— START OF Given records —
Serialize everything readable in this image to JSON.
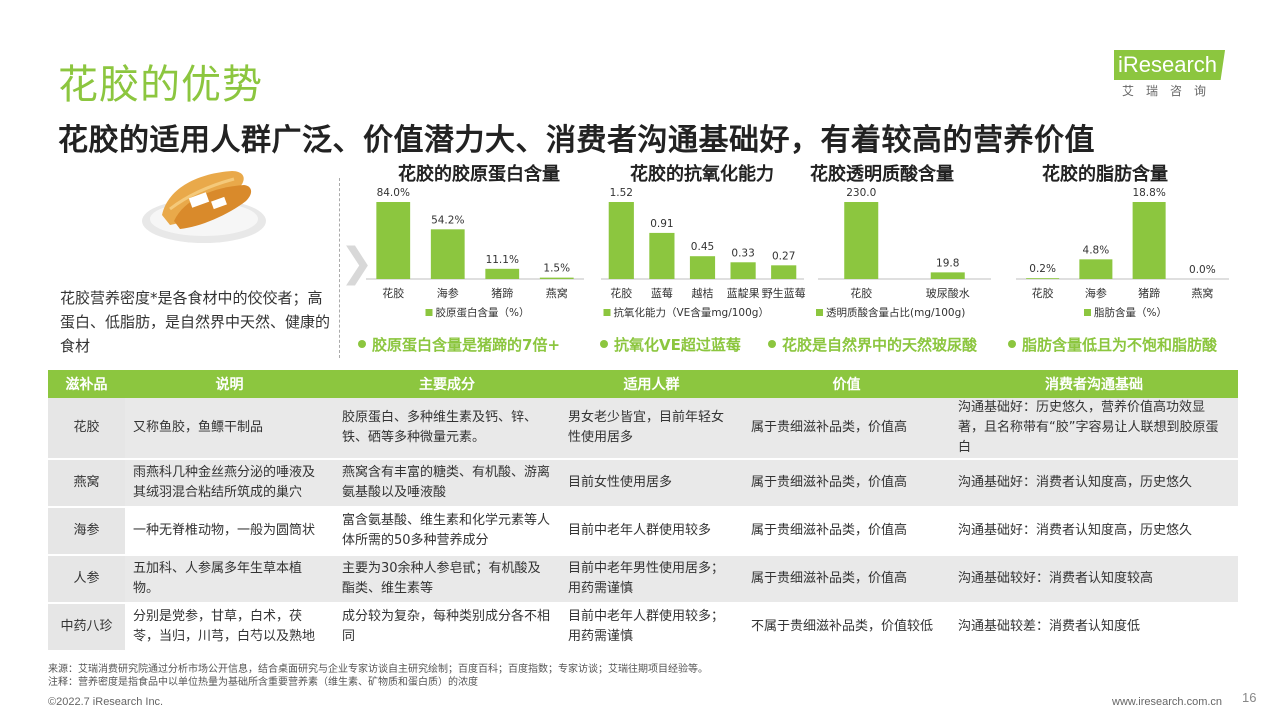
{
  "header": {
    "title": "花胶的优势",
    "subtitle": "花胶的适用人群广泛、价值潜力大、消费者沟通基础好，有着较高的营养价值"
  },
  "brand": {
    "logo_text": "iResearch",
    "logo_cn": "艾瑞咨询",
    "accent_color": "#8cc63f"
  },
  "intro": {
    "text": "花胶营养密度*是各食材中的佼佼者；高蛋白、低脂肪，是自然界中天然、健康的食材"
  },
  "chart_data": [
    {
      "type": "bar",
      "title": "花胶的胶原蛋白含量",
      "categories": [
        "花胶",
        "海参",
        "猪蹄",
        "燕窝"
      ],
      "series": [
        {
          "name": "胶原蛋白含量（%）",
          "values": [
            84.0,
            54.2,
            11.1,
            1.5
          ]
        }
      ],
      "value_labels": [
        "84.0%",
        "54.2%",
        "11.1%",
        "1.5%"
      ],
      "ylim": [
        0,
        84.0
      ]
    },
    {
      "type": "bar",
      "title": "花胶的抗氧化能力",
      "categories": [
        "花胶",
        "蓝莓",
        "越桔",
        "蓝靛果",
        "野生蓝莓"
      ],
      "series": [
        {
          "name": "抗氧化能力（VE含量mg/100g）",
          "values": [
            1.52,
            0.91,
            0.45,
            0.33,
            0.27
          ]
        }
      ],
      "value_labels": [
        "1.52",
        "0.91",
        "0.45",
        "0.33",
        "0.27"
      ],
      "ylim": [
        0,
        1.52
      ]
    },
    {
      "type": "bar",
      "title": "花胶透明质酸含量",
      "categories": [
        "花胶",
        "玻尿酸水"
      ],
      "series": [
        {
          "name": "透明质酸含量占比(mg/100g)",
          "values": [
            230.0,
            19.8
          ]
        }
      ],
      "value_labels": [
        "230.0",
        "19.8"
      ],
      "ylim": [
        0,
        230.0
      ]
    },
    {
      "type": "bar",
      "title": "花胶的脂肪含量",
      "categories": [
        "花胶",
        "海参",
        "猪蹄",
        "燕窝"
      ],
      "series": [
        {
          "name": "脂肪含量（%）",
          "values": [
            0.2,
            4.8,
            18.8,
            0.0
          ]
        }
      ],
      "value_labels": [
        "0.2%",
        "4.8%",
        "18.8%",
        "0.0%"
      ],
      "ylim": [
        0,
        18.8
      ]
    }
  ],
  "findings": [
    "胶原蛋白含量是猪蹄的7倍+",
    "抗氧化VE超过蓝莓",
    "花胶是自然界中的天然玻尿酸",
    "脂肪含量低且为不饱和脂肪酸"
  ],
  "table": {
    "headers": [
      "滋补品",
      "说明",
      "主要成分",
      "适用人群",
      "价值",
      "消费者沟通基础"
    ],
    "rows": [
      [
        "花胶",
        "又称鱼胶，鱼鳔干制品",
        "胶原蛋白、多种维生素及钙、锌、铁、硒等多种微量元素。",
        "男女老少皆宜，目前年轻女性使用居多",
        "属于贵细滋补品类，价值高",
        "沟通基础好：历史悠久，营养价值高功效显著，且名称带有“胶”字容易让人联想到胶原蛋白"
      ],
      [
        "燕窝",
        "雨燕科几种金丝燕分泌的唾液及其绒羽混合粘结所筑成的巢穴",
        "燕窝含有丰富的糖类、有机酸、游离氨基酸以及唾液酸",
        "目前女性使用居多",
        "属于贵细滋补品类，价值高",
        "沟通基础好：消费者认知度高，历史悠久"
      ],
      [
        "海参",
        "一种无脊椎动物，一般为圆筒状",
        "富含氨基酸、维生素和化学元素等人体所需的50多种营养成分",
        "目前中老年人群使用较多",
        "属于贵细滋补品类，价值高",
        "沟通基础好：消费者认知度高，历史悠久"
      ],
      [
        "人参",
        "五加科、人参属多年生草本植物。",
        "主要为30余种人参皂甙；有机酸及酯类、维生素等",
        "目前中老年男性使用居多；用药需谨慎",
        "属于贵细滋补品类，价值高",
        "沟通基础较好：消费者认知度较高"
      ],
      [
        "中药八珍",
        "分别是党参，甘草，白术，茯苓，当归，川芎，白芍以及熟地",
        "成分较为复杂，每种类别成分各不相同",
        "目前中老年人群使用较多；用药需谨慎",
        "不属于贵细滋补品类，价值较低",
        "沟通基础较差：消费者认知度低"
      ]
    ]
  },
  "footer": {
    "source": "来源：艾瑞消费研究院通过分析市场公开信息，结合桌面研究与企业专家访谈自主研究绘制；百度百科；百度指数；专家访谈；艾瑞往期项目经验等。",
    "note": "注释：营养密度是指食品中以单位热量为基础所含重要营养素（维生素、矿物质和蛋白质）的浓度",
    "copyright": "©2022.7 iResearch Inc.",
    "website": "www.iresearch.com.cn",
    "page_number": "16"
  }
}
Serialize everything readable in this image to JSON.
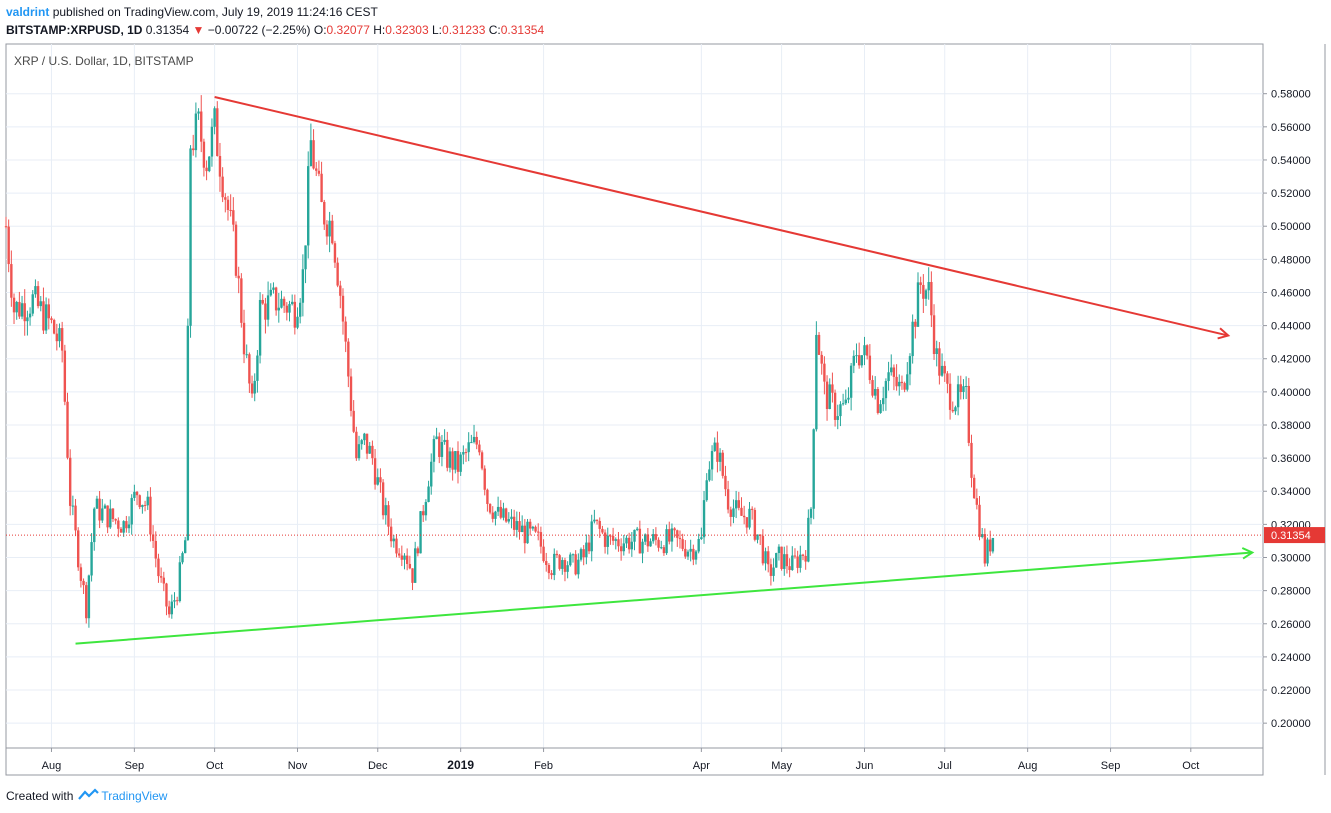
{
  "header": {
    "author": "valdrint",
    "published": "published on TradingView.com, July 19, 2019 11:24:16 CEST",
    "symbol": "BITSTAMP:XRPUSD, 1D",
    "last": "0.31354",
    "change_arrow": "▼",
    "change": "−0.00722 (−2.25%)",
    "o_label": "O:",
    "o": "0.32077",
    "h_label": "H:",
    "h": "0.32303",
    "l_label": "L:",
    "l": "0.31233",
    "c_label": "C:",
    "c": "0.31354"
  },
  "footer": {
    "created_with": "Created with",
    "brand": "TradingView",
    "logo_icon": "tradingview-cloud-icon"
  },
  "colors": {
    "up": "#26a69a",
    "down": "#ef5350",
    "resistance": "#e53935",
    "support": "#3ee63e",
    "price_line": "#e53935",
    "grid": "#e8eef6"
  },
  "chart_data": {
    "type": "candlestick",
    "title": "XRP / U.S. Dollar, 1D, BITSTAMP",
    "ylim": [
      0.185,
      0.61
    ],
    "y_ticks": [
      "0.58000",
      "0.56000",
      "0.54000",
      "0.52000",
      "0.50000",
      "0.48000",
      "0.46000",
      "0.44000",
      "0.42000",
      "0.40000",
      "0.38000",
      "0.36000",
      "0.34000",
      "0.32000",
      "0.30000",
      "0.28000",
      "0.26000",
      "0.24000",
      "0.22000",
      "0.20000"
    ],
    "x_ticks": [
      "Aug",
      "Sep",
      "Oct",
      "Nov",
      "Dec",
      "2019",
      "Feb",
      "Apr",
      "May",
      "Jun",
      "Jul",
      "Aug",
      "Sep",
      "Oct"
    ],
    "x_tick_dates": [
      "2018-08-01",
      "2018-09-01",
      "2018-10-01",
      "2018-11-01",
      "2018-12-01",
      "2019-01-01",
      "2019-02-01",
      "2019-04-01",
      "2019-05-01",
      "2019-06-01",
      "2019-07-01",
      "2019-08-01",
      "2019-09-01",
      "2019-10-01"
    ],
    "x_range": [
      "2018-07-15",
      "2019-10-28"
    ],
    "last_price": 0.31354,
    "last_price_label": "0.31354",
    "price_path": [
      [
        "2018-07-15",
        0.5
      ],
      [
        "2018-07-18",
        0.45
      ],
      [
        "2018-07-25",
        0.455
      ],
      [
        "2018-08-01",
        0.44
      ],
      [
        "2018-08-05",
        0.425
      ],
      [
        "2018-08-08",
        0.335
      ],
      [
        "2018-08-12",
        0.29
      ],
      [
        "2018-08-14",
        0.27
      ],
      [
        "2018-08-17",
        0.33
      ],
      [
        "2018-08-22",
        0.325
      ],
      [
        "2018-08-28",
        0.32
      ],
      [
        "2018-09-02",
        0.34
      ],
      [
        "2018-09-06",
        0.33
      ],
      [
        "2018-09-10",
        0.29
      ],
      [
        "2018-09-14",
        0.265
      ],
      [
        "2018-09-17",
        0.28
      ],
      [
        "2018-09-20",
        0.31
      ],
      [
        "2018-09-22",
        0.55
      ],
      [
        "2018-09-25",
        0.56
      ],
      [
        "2018-09-28",
        0.54
      ],
      [
        "2018-10-01",
        0.56
      ],
      [
        "2018-10-05",
        0.52
      ],
      [
        "2018-10-09",
        0.48
      ],
      [
        "2018-10-12",
        0.43
      ],
      [
        "2018-10-15",
        0.39
      ],
      [
        "2018-10-18",
        0.45
      ],
      [
        "2018-10-24",
        0.455
      ],
      [
        "2018-10-31",
        0.45
      ],
      [
        "2018-11-03",
        0.47
      ],
      [
        "2018-11-06",
        0.55
      ],
      [
        "2018-11-10",
        0.51
      ],
      [
        "2018-11-14",
        0.5
      ],
      [
        "2018-11-17",
        0.46
      ],
      [
        "2018-11-20",
        0.41
      ],
      [
        "2018-11-23",
        0.36
      ],
      [
        "2018-11-26",
        0.37
      ],
      [
        "2018-11-29",
        0.36
      ],
      [
        "2018-12-03",
        0.33
      ],
      [
        "2018-12-07",
        0.31
      ],
      [
        "2018-12-11",
        0.305
      ],
      [
        "2018-12-14",
        0.29
      ],
      [
        "2018-12-17",
        0.32
      ],
      [
        "2018-12-20",
        0.35
      ],
      [
        "2018-12-23",
        0.37
      ],
      [
        "2018-12-27",
        0.36
      ],
      [
        "2018-12-31",
        0.355
      ],
      [
        "2019-01-04",
        0.365
      ],
      [
        "2019-01-08",
        0.37
      ],
      [
        "2019-01-11",
        0.335
      ],
      [
        "2019-01-15",
        0.325
      ],
      [
        "2019-01-20",
        0.32
      ],
      [
        "2019-01-25",
        0.315
      ],
      [
        "2019-01-30",
        0.31
      ],
      [
        "2019-02-04",
        0.295
      ],
      [
        "2019-02-08",
        0.3
      ],
      [
        "2019-02-12",
        0.295
      ],
      [
        "2019-02-16",
        0.3
      ],
      [
        "2019-02-20",
        0.32
      ],
      [
        "2019-02-25",
        0.31
      ],
      [
        "2019-03-01",
        0.31
      ],
      [
        "2019-03-08",
        0.31
      ],
      [
        "2019-03-15",
        0.31
      ],
      [
        "2019-03-22",
        0.31
      ],
      [
        "2019-03-28",
        0.305
      ],
      [
        "2019-04-01",
        0.31
      ],
      [
        "2019-04-03",
        0.355
      ],
      [
        "2019-04-07",
        0.365
      ],
      [
        "2019-04-11",
        0.335
      ],
      [
        "2019-04-15",
        0.325
      ],
      [
        "2019-04-19",
        0.325
      ],
      [
        "2019-04-23",
        0.31
      ],
      [
        "2019-04-26",
        0.29
      ],
      [
        "2019-04-30",
        0.3
      ],
      [
        "2019-05-05",
        0.295
      ],
      [
        "2019-05-10",
        0.305
      ],
      [
        "2019-05-12",
        0.33
      ],
      [
        "2019-05-14",
        0.44
      ],
      [
        "2019-05-17",
        0.4
      ],
      [
        "2019-05-21",
        0.39
      ],
      [
        "2019-05-25",
        0.39
      ],
      [
        "2019-05-29",
        0.425
      ],
      [
        "2019-06-02",
        0.42
      ],
      [
        "2019-06-06",
        0.395
      ],
      [
        "2019-06-10",
        0.41
      ],
      [
        "2019-06-15",
        0.4
      ],
      [
        "2019-06-18",
        0.43
      ],
      [
        "2019-06-22",
        0.465
      ],
      [
        "2019-06-25",
        0.46
      ],
      [
        "2019-06-28",
        0.42
      ],
      [
        "2019-07-02",
        0.4
      ],
      [
        "2019-07-06",
        0.395
      ],
      [
        "2019-07-09",
        0.395
      ],
      [
        "2019-07-11",
        0.355
      ],
      [
        "2019-07-13",
        0.33
      ],
      [
        "2019-07-16",
        0.3
      ],
      [
        "2019-07-19",
        0.31354
      ]
    ],
    "trendlines": [
      {
        "color": "#e53935",
        "points": [
          [
            "2018-10-01",
            0.578
          ],
          [
            "2019-10-15",
            0.434
          ]
        ]
      },
      {
        "color": "#3ee63e",
        "points": [
          [
            "2018-08-10",
            0.248
          ],
          [
            "2019-10-24",
            0.303
          ]
        ]
      }
    ]
  }
}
— END OF Given records —
### The problem
Tell how many lines in the material above include the word "用药需谨慎", giving the number only.

### Solution for this problem
2